(Dataset entries)
════════

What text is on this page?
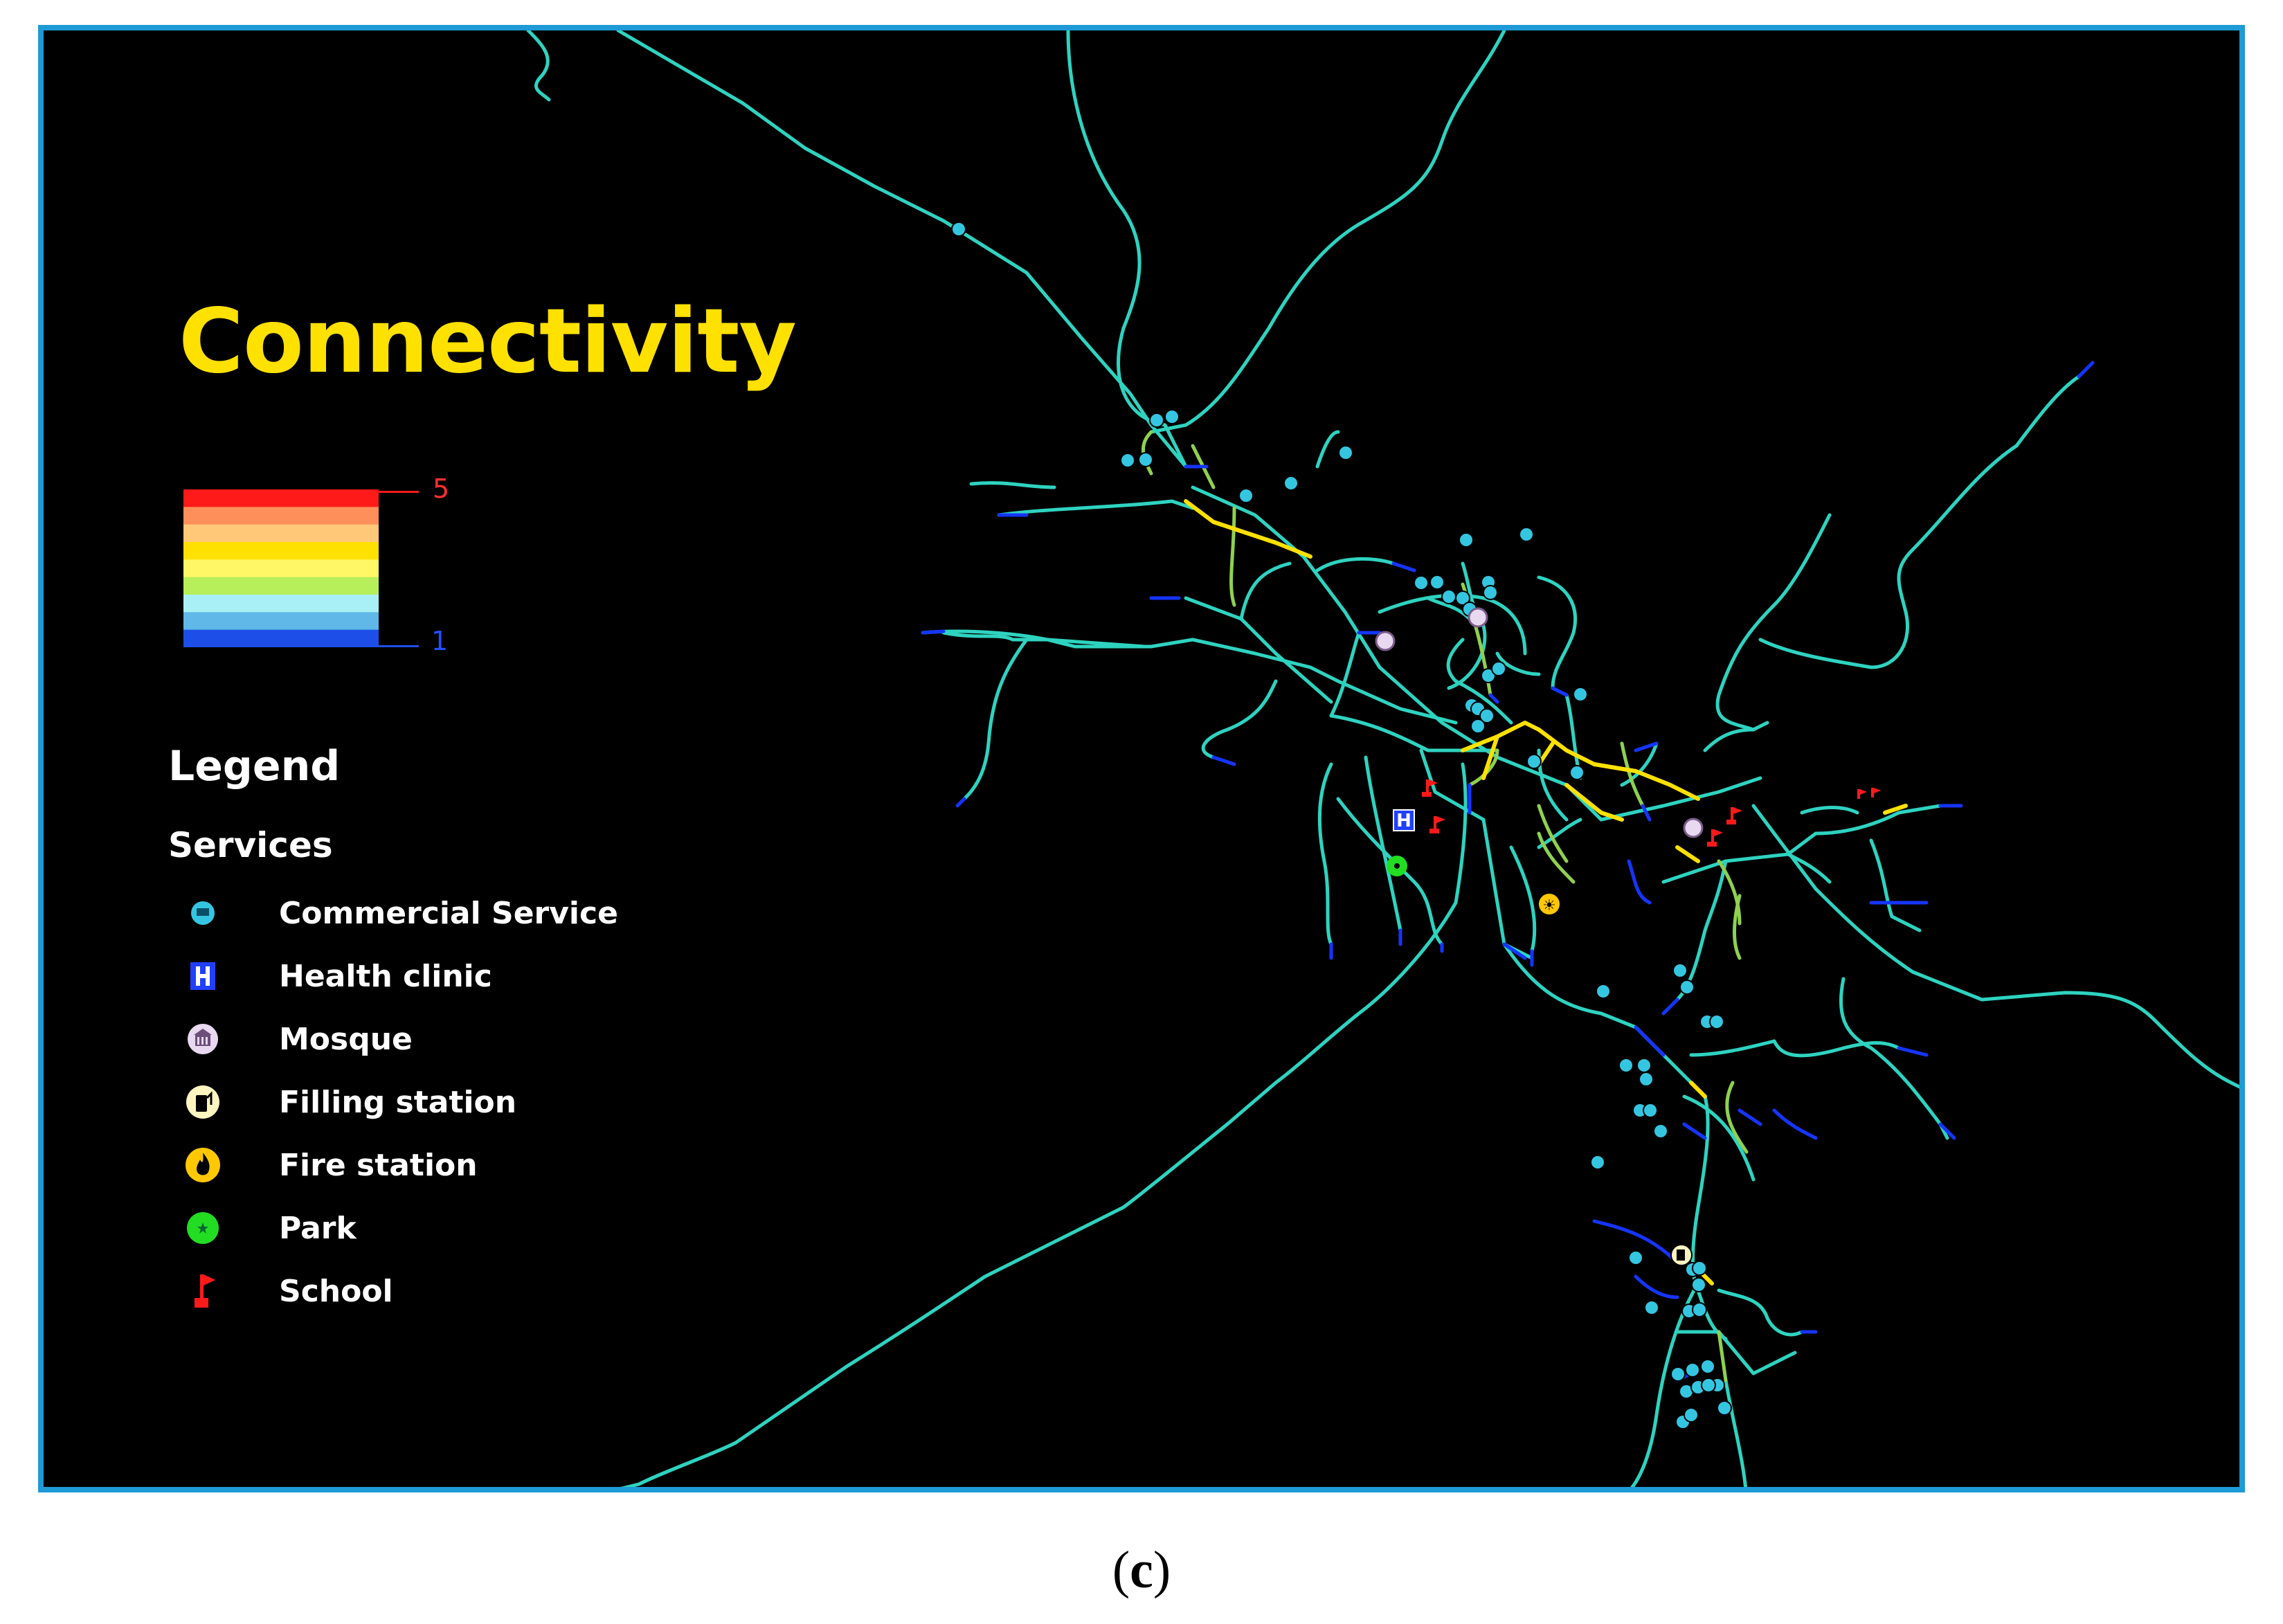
H
☀
Connectivity
5
1
Legend
Services
Commercial Service
Health clinic
Mosque
Filling station
Fire station
Park
School
(c)
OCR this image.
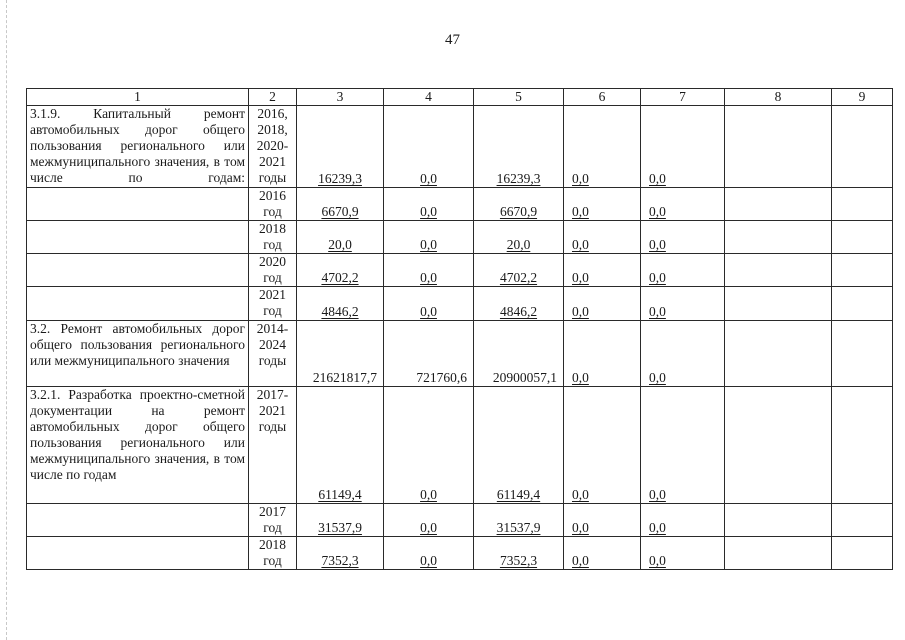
47
1	2	3	4	5	6	7	8	9
3.1.9. Капитальный ремонт автомобильных дорог общего пользования регионального или межмуниципального значения, в том числе по годам:	2016,
2018,
2020-
2021
годы	16239,3	0,0	16239,3	0,0	0,0		
	2016
год	6670,9	0,0	6670,9	0,0	0,0		
	2018
год	20,0	0,0	20,0	0,0	0,0		
	2020
год	4702,2	0,0	4702,2	0,0	0,0		
	2021
год	4846,2	0,0	4846,2	0,0	0,0		
3.2. Ремонт автомобильных дорог общего пользования регионального или межмуниципального значения	2014-
2024
годы	21621817,7	721760,6	20900057,1	0,0	0,0		
3.2.1. Разработка проектно-сметной документации на ремонт автомобильных дорог общего пользования регионального или межмуниципального значения, в том числе по годам	2017-
2021
годы	61149,4	0,0	61149,4	0,0	0,0		
	2017
год	31537,9	0,0	31537,9	0,0	0,0		
	2018
год	7352,3	0,0	7352,3	0,0	0,0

════════

Repeat the material above in full and exactly, omitting the pictures.

What text is on this page?
H
☀
Connectivity
5
1
Legend
Services
Commercial Service
Health clinic
Mosque
Filling station
Fire station
Park
School
(c)
OCR this image.
47
1	2	3	4	5	6	7	8	9
3.1.9. Капитальный ремонт автомобильных дорог общего пользования регионального или межмуниципального значения, в том числе по годам:	2016,
2018,
2020-
2021
годы	16239,3	0,0	16239,3	0,0	0,0		
	2016
год	6670,9	0,0	6670,9	0,0	0,0		
	2018
год	20,0	0,0	20,0	0,0	0,0		
	2020
год	4702,2	0,0	4702,2	0,0	0,0		
	2021
год	4846,2	0,0	4846,2	0,0	0,0		
3.2. Ремонт автомобильных дорог общего пользования регионального или межмуниципального значения	2014-
2024
годы	21621817,7	721760,6	20900057,1	0,0	0,0		
3.2.1. Разработка проектно-сметной документации на ремонт автомобильных дорог общего пользования регионального или межмуниципального значения, в том числе по годам	2017-
2021
годы	61149,4	0,0	61149,4	0,0	0,0		
	2017
год	31537,9	0,0	31537,9	0,0	0,0		
	2018
год	7352,3	0,0	7352,3	0,0	0,0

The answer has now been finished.